- [What to work on]: Would you restate all the data that follows, word for word?

Items listed in a dataset:
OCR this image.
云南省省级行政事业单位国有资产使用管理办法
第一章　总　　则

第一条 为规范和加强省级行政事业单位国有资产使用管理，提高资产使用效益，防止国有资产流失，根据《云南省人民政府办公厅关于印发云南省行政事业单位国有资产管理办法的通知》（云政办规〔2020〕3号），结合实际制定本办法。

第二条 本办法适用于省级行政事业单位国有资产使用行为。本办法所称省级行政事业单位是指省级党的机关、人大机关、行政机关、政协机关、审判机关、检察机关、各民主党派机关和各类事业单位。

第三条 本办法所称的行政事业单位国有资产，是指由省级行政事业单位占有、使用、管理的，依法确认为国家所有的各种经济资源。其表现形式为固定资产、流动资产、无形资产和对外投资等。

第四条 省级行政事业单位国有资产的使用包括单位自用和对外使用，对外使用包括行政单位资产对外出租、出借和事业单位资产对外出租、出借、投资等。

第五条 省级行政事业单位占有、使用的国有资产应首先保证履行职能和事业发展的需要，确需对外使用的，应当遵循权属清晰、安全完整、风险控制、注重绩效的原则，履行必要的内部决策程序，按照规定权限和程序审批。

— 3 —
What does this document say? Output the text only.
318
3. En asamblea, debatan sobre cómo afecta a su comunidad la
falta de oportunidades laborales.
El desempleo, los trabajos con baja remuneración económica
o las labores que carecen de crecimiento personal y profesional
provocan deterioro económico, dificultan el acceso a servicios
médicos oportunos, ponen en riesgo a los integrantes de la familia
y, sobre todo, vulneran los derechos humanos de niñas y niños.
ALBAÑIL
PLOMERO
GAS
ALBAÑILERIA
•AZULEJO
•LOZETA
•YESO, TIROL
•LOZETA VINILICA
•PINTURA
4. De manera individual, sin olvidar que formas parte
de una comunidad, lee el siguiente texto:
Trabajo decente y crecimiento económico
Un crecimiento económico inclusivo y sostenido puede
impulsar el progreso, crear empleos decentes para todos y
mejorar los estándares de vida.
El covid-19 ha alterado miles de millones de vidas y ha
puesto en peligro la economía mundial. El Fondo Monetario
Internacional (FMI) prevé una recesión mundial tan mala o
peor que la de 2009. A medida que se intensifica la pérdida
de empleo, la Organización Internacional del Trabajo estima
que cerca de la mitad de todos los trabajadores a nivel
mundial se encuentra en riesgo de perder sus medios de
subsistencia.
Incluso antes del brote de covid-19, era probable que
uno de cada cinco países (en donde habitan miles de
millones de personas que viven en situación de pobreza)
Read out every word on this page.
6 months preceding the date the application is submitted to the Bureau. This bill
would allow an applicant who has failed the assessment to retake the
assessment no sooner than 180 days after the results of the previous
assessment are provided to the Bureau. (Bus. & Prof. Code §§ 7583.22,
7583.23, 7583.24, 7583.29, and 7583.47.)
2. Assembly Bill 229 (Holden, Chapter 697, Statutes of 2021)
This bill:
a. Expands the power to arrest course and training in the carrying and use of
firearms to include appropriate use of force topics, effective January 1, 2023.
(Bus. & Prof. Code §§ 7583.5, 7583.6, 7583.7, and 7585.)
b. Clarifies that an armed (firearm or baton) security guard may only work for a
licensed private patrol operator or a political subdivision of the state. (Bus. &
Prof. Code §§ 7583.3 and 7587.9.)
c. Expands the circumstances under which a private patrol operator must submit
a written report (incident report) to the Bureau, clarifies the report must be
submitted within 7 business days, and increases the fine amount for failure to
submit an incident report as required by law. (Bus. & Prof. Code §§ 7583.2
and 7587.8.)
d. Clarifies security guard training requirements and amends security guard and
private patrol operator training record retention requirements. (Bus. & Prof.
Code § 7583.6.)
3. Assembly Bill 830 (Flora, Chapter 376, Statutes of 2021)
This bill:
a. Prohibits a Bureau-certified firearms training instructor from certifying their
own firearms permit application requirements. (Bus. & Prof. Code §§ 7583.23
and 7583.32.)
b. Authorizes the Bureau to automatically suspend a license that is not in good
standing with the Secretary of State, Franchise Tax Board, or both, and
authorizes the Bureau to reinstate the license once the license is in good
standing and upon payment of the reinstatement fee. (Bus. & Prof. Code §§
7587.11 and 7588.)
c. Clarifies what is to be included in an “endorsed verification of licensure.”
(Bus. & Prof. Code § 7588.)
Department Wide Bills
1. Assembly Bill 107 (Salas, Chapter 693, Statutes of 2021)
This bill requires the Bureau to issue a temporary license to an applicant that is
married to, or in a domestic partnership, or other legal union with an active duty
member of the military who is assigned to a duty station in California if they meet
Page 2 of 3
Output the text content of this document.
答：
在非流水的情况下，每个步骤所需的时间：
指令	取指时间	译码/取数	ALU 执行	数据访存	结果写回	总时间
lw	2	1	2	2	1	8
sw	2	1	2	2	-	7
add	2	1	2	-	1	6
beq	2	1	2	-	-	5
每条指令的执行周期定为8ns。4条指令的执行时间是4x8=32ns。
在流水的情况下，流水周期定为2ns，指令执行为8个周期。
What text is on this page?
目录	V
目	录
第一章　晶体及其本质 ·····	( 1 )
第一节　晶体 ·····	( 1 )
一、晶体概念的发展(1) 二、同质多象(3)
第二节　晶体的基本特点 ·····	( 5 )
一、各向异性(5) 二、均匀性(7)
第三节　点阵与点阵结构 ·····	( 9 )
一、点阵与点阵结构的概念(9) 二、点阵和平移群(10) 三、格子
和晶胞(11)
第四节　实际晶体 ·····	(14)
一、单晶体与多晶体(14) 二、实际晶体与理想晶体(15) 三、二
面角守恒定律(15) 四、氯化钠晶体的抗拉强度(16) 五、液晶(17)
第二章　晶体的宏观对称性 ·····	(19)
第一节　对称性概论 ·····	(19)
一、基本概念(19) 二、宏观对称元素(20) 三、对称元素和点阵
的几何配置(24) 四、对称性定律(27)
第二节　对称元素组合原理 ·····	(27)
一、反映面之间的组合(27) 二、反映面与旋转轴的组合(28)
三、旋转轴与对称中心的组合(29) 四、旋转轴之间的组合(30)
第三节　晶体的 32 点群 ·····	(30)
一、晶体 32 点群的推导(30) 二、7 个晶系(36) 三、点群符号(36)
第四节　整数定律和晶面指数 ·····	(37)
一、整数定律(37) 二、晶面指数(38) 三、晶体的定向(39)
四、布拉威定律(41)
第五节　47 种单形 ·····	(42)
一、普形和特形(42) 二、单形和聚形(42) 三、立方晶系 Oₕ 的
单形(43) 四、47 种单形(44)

- [Output of the task]:
OCR this image.
云南省省级行政事业单位国有资产使用管理办法
第一章　总　　则

第一条 为规范和加强省级行政事业单位国有资产使用管理，提高资产使用效益，防止国有资产流失，根据《云南省人民政府办公厅关于印发云南省行政事业单位国有资产管理办法的通知》（云政办规〔2020〕3号），结合实际制定本办法。

第二条 本办法适用于省级行政事业单位国有资产使用行为。本办法所称省级行政事业单位是指省级党的机关、人大机关、行政机关、政协机关、审判机关、检察机关、各民主党派机关和各类事业单位。

第三条 本办法所称的行政事业单位国有资产，是指由省级行政事业单位占有、使用、管理的，依法确认为国家所有的各种经济资源。其表现形式为固定资产、流动资产、无形资产和对外投资等。

第四条 省级行政事业单位国有资产的使用包括单位自用和对外使用，对外使用包括行政单位资产对外出租、出借和事业单位资产对外出租、出借、投资等。

第五条 省级行政事业单位占有、使用的国有资产应首先保证履行职能和事业发展的需要，确需对外使用的，应当遵循权属清晰、安全完整、风险控制、注重绩效的原则，履行必要的内部决策程序，按照规定权限和程序审批。

— 3 —
What does this document say? Output the text only.
318
3. En asamblea, debatan sobre cómo afecta a su comunidad la
falta de oportunidades laborales.
El desempleo, los trabajos con baja remuneración económica
o las labores que carecen de crecimiento personal y profesional
provocan deterioro económico, dificultan el acceso a servicios
médicos oportunos, ponen en riesgo a los integrantes de la familia
y, sobre todo, vulneran los derechos humanos de niñas y niños.
ALBAÑIL
PLOMERO
GAS
ALBAÑILERIA
•AZULEJO
•LOZETA
•YESO, TIROL
•LOZETA VINILICA
•PINTURA
4. De manera individual, sin olvidar que formas parte
de una comunidad, lee el siguiente texto:
Trabajo decente y crecimiento económico
Un crecimiento económico inclusivo y sostenido puede
impulsar el progreso, crear empleos decentes para todos y
mejorar los estándares de vida.
El covid-19 ha alterado miles de millones de vidas y ha
puesto en peligro la economía mundial. El Fondo Monetario
Internacional (FMI) prevé una recesión mundial tan mala o
peor que la de 2009. A medida que se intensifica la pérdida
de empleo, la Organización Internacional del Trabajo estima
que cerca de la mitad de todos los trabajadores a nivel
mundial se encuentra en riesgo de perder sus medios de
subsistencia.
Incluso antes del brote de covid-19, era probable que
uno de cada cinco países (en donde habitan miles de
millones de personas que viven en situación de pobreza)
Read out every word on this page.
6 months preceding the date the application is submitted to the Bureau. This bill
would allow an applicant who has failed the assessment to retake the
assessment no sooner than 180 days after the results of the previous
assessment are provided to the Bureau. (Bus. & Prof. Code §§ 7583.22,
7583.23, 7583.24, 7583.29, and 7583.47.)
2. Assembly Bill 229 (Holden, Chapter 697, Statutes of 2021)
This bill:
a. Expands the power to arrest course and training in the carrying and use of
firearms to include appropriate use of force topics, effective January 1, 2023.
(Bus. & Prof. Code §§ 7583.5, 7583.6, 7583.7, and 7585.)
b. Clarifies that an armed (firearm or baton) security guard may only work for a
licensed private patrol operator or a political subdivision of the state. (Bus. &
Prof. Code §§ 7583.3 and 7587.9.)
c. Expands the circumstances under which a private patrol operator must submit
a written report (incident report) to the Bureau, clarifies the report must be
submitted within 7 business days, and increases the fine amount for failure to
submit an incident report as required by law. (Bus. & Prof. Code §§ 7583.2
and 7587.8.)
d. Clarifies security guard training requirements and amends security guard and
private patrol operator training record retention requirements. (Bus. & Prof.
Code § 7583.6.)
3. Assembly Bill 830 (Flora, Chapter 376, Statutes of 2021)
This bill:
a. Prohibits a Bureau-certified firearms training instructor from certifying their
own firearms permit application requirements. (Bus. & Prof. Code §§ 7583.23
and 7583.32.)
b. Authorizes the Bureau to automatically suspend a license that is not in good
standing with the Secretary of State, Franchise Tax Board, or both, and
authorizes the Bureau to reinstate the license once the license is in good
standing and upon payment of the reinstatement fee. (Bus. & Prof. Code §§
7587.11 and 7588.)
c. Clarifies what is to be included in an “endorsed verification of licensure.”
(Bus. & Prof. Code § 7588.)
Department Wide Bills
1. Assembly Bill 107 (Salas, Chapter 693, Statutes of 2021)
This bill requires the Bureau to issue a temporary license to an applicant that is
married to, or in a domestic partnership, or other legal union with an active duty
member of the military who is assigned to a duty station in California if they meet
Page 2 of 3
Output the text content of this document.
答：
在非流水的情况下，每个步骤所需的时间：
指令	取指时间	译码/取数	ALU 执行	数据访存	结果写回	总时间
lw	2	1	2	2	1	8
sw	2	1	2	2	-	7
add	2	1	2	-	1	6
beq	2	1	2	-	-	5
每条指令的执行周期定为8ns。4条指令的执行时间是4x8=32ns。
在流水的情况下，流水周期定为2ns，指令执行为8个周期。
What text is on this page?
目录	V
目	录
第一章　晶体及其本质 ·····	( 1 )
第一节　晶体 ·····	( 1 )
一、晶体概念的发展(1) 二、同质多象(3)
第二节　晶体的基本特点 ·····	( 5 )
一、各向异性(5) 二、均匀性(7)
第三节　点阵与点阵结构 ·····	( 9 )
一、点阵与点阵结构的概念(9) 二、点阵和平移群(10) 三、格子
和晶胞(11)
第四节　实际晶体 ·····	(14)
一、单晶体与多晶体(14) 二、实际晶体与理想晶体(15) 三、二
面角守恒定律(15) 四、氯化钠晶体的抗拉强度(16) 五、液晶(17)
第二章　晶体的宏观对称性 ·····	(19)
第一节　对称性概论 ·····	(19)
一、基本概念(19) 二、宏观对称元素(20) 三、对称元素和点阵
的几何配置(24) 四、对称性定律(27)
第二节　对称元素组合原理 ·····	(27)
一、反映面之间的组合(27) 二、反映面与旋转轴的组合(28)
三、旋转轴与对称中心的组合(29) 四、旋转轴之间的组合(30)
第三节　晶体的 32 点群 ·····	(30)
一、晶体 32 点群的推导(30) 二、7 个晶系(36) 三、点群符号(36)
第四节　整数定律和晶面指数 ·····	(37)
一、整数定律(37) 二、晶面指数(38) 三、晶体的定向(39)
四、布拉威定律(41)
第五节　47 种单形 ·····	(42)
一、普形和特形(42) 二、单形和聚形(42) 三、立方晶系 Oₕ 的
单形(43) 四、47 种单形(44)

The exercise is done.